Locate and copy each line in the data that contains the word "this".

**SOURCE DATA:**
________________________________________

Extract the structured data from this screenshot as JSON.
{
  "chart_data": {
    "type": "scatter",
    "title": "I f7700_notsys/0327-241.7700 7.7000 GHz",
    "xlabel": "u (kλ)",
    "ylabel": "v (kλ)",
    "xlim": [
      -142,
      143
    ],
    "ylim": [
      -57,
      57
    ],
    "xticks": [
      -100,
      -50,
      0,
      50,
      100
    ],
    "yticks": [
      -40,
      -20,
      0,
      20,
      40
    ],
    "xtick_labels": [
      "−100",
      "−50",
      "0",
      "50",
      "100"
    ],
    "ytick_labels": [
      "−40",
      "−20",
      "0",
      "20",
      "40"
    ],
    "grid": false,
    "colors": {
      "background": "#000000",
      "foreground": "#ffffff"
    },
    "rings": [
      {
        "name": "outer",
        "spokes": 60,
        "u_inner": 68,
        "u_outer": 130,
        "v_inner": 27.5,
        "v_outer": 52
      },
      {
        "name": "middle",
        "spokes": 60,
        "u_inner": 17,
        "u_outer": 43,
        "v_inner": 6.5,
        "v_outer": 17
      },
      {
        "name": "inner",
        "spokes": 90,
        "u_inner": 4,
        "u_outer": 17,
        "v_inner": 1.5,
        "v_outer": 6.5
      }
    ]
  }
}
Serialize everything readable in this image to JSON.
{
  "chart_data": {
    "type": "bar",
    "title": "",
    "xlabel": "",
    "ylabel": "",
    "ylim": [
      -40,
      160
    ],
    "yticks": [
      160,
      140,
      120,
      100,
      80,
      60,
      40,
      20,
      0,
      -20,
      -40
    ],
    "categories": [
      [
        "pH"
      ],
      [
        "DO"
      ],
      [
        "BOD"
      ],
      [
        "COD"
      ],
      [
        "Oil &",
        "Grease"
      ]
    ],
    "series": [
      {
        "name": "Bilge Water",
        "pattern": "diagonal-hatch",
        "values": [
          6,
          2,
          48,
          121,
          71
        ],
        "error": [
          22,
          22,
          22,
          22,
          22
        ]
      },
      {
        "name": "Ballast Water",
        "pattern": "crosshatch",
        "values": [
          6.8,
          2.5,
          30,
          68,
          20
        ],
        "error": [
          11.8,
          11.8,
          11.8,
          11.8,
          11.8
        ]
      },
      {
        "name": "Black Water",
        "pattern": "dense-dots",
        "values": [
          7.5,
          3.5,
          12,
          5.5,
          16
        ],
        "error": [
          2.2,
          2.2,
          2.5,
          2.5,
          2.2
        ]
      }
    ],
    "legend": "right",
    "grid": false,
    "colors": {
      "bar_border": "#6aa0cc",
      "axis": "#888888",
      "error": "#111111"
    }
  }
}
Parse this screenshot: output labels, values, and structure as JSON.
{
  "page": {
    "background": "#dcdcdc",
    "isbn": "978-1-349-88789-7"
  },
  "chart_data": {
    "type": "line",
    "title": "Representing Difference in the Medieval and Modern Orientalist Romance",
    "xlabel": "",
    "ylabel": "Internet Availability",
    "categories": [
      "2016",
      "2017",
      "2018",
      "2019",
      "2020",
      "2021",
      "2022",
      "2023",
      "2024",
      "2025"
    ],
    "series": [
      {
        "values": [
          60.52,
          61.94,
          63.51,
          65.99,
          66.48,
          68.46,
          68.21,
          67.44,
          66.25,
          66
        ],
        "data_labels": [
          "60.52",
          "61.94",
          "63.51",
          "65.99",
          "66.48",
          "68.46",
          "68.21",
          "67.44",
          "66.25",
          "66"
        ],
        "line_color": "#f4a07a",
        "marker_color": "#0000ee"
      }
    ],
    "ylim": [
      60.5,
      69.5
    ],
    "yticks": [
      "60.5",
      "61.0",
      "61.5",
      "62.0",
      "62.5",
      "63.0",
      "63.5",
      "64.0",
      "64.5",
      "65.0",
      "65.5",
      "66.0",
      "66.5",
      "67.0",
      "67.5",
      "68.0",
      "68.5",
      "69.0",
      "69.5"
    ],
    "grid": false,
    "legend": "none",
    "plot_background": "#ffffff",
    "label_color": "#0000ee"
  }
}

________________________________________

**CORRECT ANSWER:**
Extract the structured data from this screenshot as JSON.
Serialize everything readable in this image to JSON.
Parse this screenshot: output labels, values, and structure as JSON.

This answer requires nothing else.